**WORK TO DO**: Find the word "volume" in the listing; pull out each line holding it.

(Data excerpts)

-*-*-

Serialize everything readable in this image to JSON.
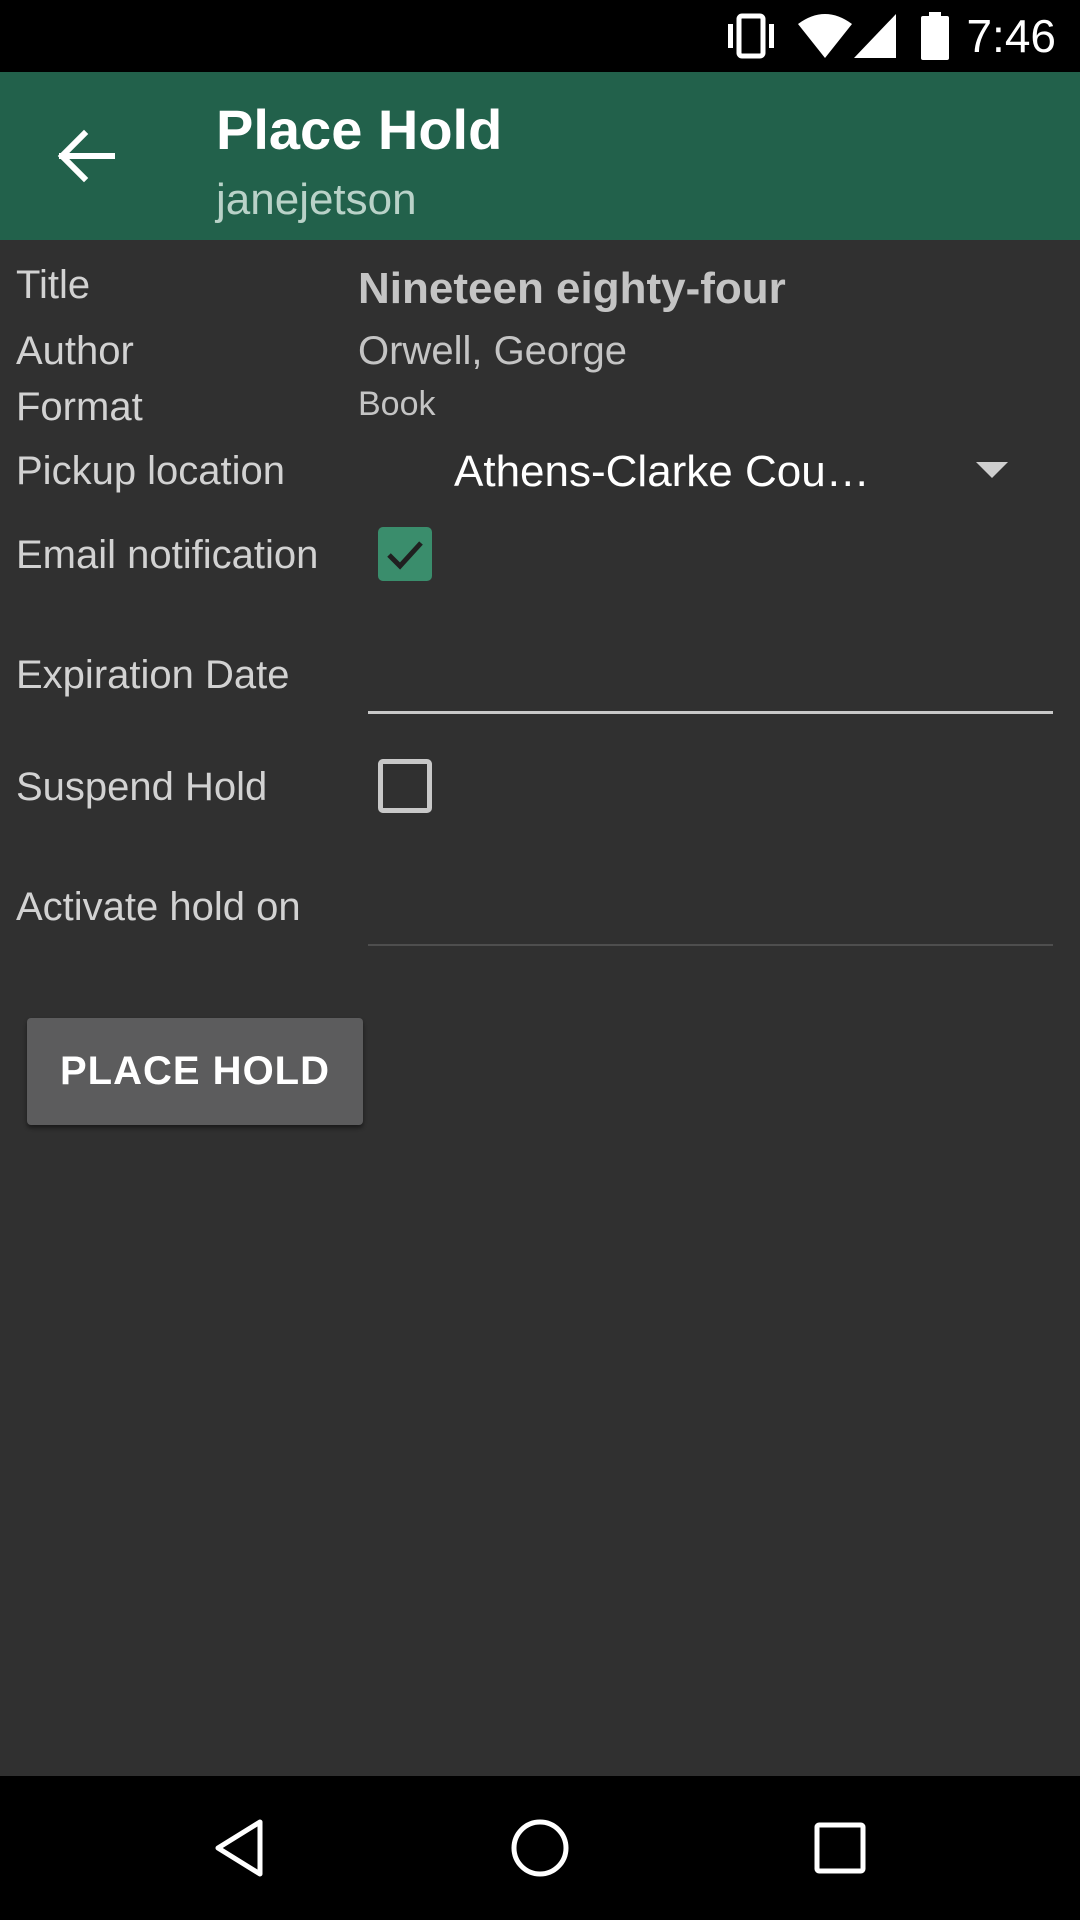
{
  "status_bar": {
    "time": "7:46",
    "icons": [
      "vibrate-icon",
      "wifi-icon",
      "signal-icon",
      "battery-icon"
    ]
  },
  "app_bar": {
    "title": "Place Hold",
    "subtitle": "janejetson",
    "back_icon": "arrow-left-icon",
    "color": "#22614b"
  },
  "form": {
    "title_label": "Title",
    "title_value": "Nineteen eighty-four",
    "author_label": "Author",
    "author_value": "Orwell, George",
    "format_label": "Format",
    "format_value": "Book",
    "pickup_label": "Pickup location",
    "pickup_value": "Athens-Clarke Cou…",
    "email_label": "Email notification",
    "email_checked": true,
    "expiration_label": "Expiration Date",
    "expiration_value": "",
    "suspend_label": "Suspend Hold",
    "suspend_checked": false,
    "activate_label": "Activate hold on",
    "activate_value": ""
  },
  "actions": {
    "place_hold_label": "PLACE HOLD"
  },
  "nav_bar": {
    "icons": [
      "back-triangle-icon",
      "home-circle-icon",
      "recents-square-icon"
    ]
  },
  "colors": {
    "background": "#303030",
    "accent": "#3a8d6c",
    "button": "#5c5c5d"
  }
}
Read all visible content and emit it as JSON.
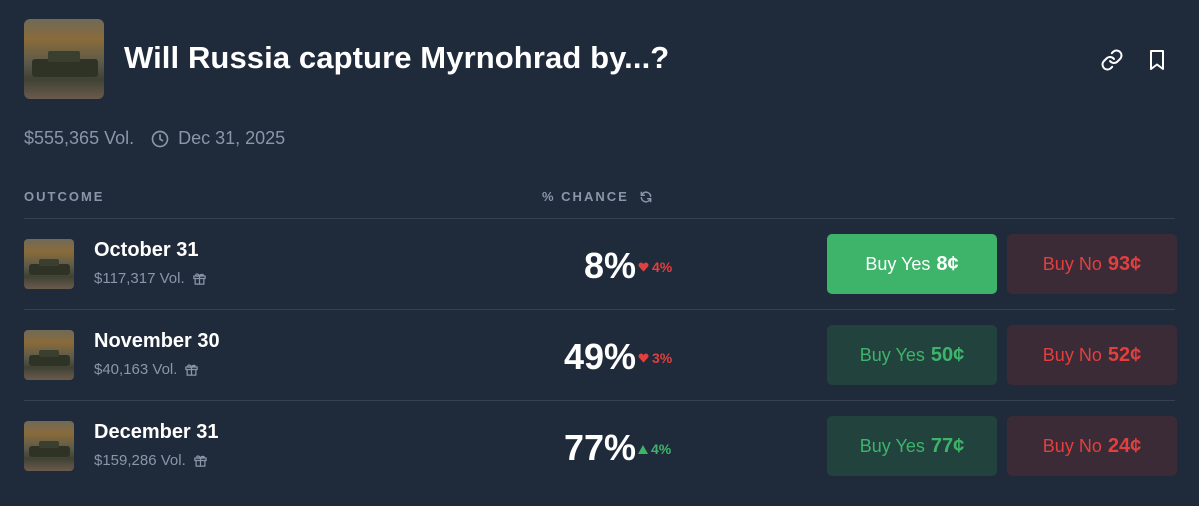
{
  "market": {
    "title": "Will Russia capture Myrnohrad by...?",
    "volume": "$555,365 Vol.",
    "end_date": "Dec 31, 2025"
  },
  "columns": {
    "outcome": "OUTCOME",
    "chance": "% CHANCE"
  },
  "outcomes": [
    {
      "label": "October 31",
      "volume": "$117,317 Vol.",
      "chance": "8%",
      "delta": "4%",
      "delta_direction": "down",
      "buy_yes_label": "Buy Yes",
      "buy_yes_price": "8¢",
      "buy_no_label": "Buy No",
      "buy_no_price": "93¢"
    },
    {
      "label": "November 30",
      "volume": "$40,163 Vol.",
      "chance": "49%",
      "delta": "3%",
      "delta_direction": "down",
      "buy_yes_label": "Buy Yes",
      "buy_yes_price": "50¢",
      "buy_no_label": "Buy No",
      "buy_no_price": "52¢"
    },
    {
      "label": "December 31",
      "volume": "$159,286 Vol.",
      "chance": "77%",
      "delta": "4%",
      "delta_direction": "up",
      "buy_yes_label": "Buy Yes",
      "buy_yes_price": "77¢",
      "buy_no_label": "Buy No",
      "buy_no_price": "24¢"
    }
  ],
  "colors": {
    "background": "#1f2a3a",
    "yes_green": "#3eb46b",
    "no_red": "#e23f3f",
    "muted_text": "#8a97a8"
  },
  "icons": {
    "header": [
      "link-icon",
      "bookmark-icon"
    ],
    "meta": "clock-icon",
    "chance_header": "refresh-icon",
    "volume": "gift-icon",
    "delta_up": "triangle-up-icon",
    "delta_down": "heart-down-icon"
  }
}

-*-*-

**REPLY TO THE EXERCISE**:
    "volume": "$555,365 Vol.",
      "volume": "$117,317 Vol.",
      "volume": "$40,163 Vol.",
      "volume": "$159,286 Vol.",
    "volume": "gift-icon",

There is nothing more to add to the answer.